Check every line of the entries that follow, and copy the ones containing "with".

* **Task input**
---

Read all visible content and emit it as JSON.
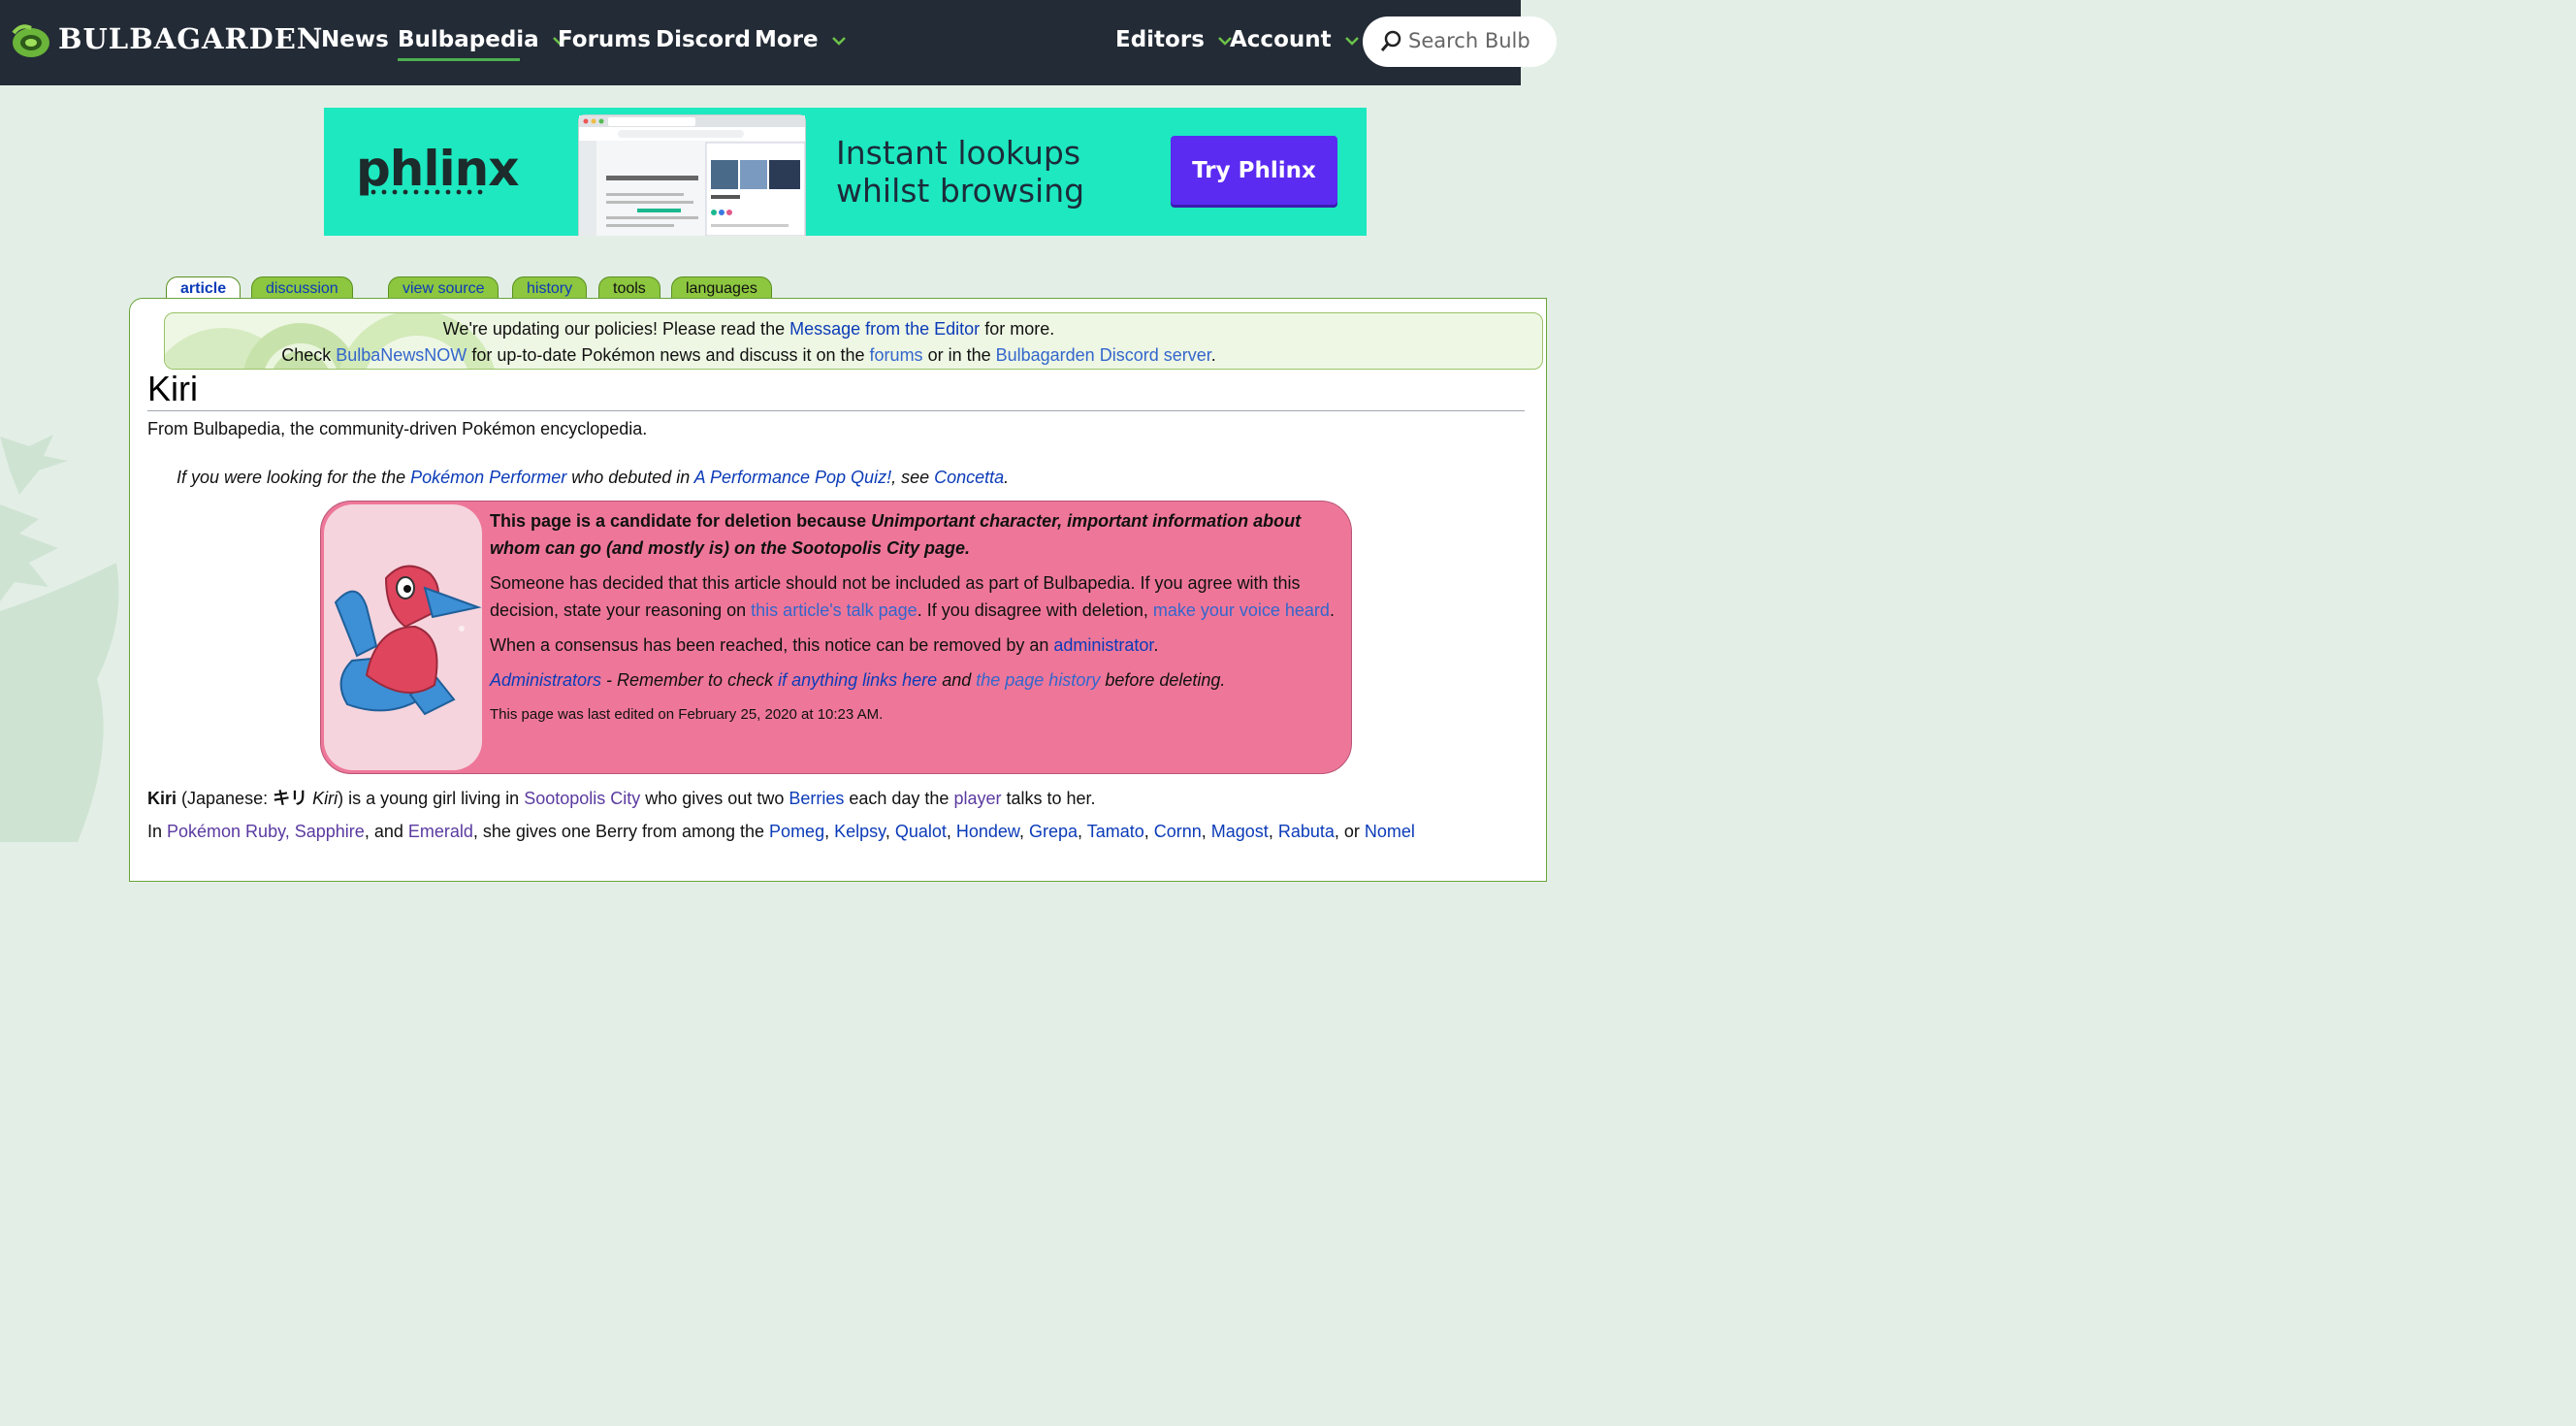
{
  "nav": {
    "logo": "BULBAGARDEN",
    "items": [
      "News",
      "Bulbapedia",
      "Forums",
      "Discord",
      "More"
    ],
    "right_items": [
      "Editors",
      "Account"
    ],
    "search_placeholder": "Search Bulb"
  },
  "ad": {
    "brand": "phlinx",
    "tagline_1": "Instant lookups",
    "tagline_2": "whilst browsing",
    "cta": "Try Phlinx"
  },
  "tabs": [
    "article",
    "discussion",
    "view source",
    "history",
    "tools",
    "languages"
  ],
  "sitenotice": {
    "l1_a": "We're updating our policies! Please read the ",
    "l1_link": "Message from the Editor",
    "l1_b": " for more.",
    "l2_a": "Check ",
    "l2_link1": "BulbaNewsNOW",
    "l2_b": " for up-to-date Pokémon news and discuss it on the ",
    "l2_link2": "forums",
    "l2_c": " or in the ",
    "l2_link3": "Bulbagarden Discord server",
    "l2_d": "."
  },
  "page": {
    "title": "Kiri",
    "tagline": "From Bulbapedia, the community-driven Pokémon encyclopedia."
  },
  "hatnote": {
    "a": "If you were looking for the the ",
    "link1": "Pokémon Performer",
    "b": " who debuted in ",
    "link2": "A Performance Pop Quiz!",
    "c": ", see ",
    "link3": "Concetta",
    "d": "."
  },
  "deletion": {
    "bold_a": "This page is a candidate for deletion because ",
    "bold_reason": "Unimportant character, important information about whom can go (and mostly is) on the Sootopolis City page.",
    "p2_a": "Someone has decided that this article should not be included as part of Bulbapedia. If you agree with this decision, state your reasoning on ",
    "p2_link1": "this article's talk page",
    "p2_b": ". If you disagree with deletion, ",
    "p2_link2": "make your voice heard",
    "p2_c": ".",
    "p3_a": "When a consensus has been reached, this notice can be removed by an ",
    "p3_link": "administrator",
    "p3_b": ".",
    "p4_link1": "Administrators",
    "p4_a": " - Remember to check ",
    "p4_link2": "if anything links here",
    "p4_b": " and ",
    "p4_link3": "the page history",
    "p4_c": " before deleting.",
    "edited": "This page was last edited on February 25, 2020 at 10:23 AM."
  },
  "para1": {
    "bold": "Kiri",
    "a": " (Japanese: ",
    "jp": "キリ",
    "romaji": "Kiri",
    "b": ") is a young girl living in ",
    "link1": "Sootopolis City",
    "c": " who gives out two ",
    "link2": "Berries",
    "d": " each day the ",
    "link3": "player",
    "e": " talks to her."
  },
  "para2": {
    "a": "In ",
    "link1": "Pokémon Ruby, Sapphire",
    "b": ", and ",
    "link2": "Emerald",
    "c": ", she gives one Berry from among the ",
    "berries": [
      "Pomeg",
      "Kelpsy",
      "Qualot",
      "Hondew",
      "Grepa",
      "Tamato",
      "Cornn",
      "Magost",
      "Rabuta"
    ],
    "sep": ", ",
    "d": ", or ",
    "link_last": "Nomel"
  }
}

---

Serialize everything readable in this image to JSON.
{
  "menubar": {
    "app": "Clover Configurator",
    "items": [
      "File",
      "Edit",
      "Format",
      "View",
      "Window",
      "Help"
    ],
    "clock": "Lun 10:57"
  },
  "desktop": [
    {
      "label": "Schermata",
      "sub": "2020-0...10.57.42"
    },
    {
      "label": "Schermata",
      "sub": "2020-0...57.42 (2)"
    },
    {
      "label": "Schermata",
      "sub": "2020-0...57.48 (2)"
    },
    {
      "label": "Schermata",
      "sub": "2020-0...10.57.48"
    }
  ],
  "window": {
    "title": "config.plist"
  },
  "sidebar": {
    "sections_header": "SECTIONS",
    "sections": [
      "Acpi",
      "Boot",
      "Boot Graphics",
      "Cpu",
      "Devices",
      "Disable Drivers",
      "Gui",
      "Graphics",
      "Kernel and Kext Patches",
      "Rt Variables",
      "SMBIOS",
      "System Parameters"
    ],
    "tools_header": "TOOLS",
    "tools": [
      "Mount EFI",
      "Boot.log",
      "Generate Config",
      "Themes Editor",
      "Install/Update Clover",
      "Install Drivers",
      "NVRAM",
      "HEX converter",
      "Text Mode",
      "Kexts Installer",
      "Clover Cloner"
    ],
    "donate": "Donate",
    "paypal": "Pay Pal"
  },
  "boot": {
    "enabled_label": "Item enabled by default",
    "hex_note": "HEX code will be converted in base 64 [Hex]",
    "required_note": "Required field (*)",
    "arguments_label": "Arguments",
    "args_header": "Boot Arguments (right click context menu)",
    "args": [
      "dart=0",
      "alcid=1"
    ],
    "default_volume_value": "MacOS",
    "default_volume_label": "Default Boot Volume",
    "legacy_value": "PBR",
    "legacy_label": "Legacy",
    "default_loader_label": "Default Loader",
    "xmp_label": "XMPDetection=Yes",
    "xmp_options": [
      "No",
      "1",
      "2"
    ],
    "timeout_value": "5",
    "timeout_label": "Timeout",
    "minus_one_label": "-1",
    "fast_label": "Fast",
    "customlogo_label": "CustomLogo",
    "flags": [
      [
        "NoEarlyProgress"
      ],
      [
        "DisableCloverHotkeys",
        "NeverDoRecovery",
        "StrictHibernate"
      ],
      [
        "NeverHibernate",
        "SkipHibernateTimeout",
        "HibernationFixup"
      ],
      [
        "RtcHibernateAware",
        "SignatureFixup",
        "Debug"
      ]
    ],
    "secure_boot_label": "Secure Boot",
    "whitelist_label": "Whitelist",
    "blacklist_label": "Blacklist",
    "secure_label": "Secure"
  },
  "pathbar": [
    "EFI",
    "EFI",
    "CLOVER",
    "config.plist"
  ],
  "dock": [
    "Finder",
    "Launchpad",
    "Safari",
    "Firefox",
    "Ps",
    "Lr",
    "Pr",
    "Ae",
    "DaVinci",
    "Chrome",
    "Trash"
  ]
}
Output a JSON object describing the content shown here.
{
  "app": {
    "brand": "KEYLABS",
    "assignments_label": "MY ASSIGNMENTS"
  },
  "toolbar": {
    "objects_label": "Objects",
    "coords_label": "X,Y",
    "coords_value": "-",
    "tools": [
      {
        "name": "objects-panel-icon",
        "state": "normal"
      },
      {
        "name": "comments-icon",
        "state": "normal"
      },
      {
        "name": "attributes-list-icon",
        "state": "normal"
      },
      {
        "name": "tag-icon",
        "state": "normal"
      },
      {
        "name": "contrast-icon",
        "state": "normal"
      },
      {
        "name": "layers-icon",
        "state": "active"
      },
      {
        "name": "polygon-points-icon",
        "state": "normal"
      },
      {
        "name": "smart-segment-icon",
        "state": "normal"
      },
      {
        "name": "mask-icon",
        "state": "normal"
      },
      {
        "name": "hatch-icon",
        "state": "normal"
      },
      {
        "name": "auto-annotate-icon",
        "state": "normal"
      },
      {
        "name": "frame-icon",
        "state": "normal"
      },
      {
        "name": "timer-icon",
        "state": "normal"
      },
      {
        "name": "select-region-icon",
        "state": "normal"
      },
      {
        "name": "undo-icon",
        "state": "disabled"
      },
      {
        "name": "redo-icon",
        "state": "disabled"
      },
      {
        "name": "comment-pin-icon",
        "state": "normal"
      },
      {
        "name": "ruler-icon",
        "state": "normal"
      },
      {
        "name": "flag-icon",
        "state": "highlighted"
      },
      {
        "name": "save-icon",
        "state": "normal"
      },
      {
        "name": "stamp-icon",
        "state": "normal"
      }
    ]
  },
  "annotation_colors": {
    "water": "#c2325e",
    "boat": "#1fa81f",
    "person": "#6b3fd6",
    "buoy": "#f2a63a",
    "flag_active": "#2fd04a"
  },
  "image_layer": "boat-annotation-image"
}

---

* **Task result**
    "p2_a": "Someone has decided that this article should not be included as part of Bulbapedia. If you agree with this decision, state your reasoning on ",
    "p2_b": ". If you disagree with deletion, ",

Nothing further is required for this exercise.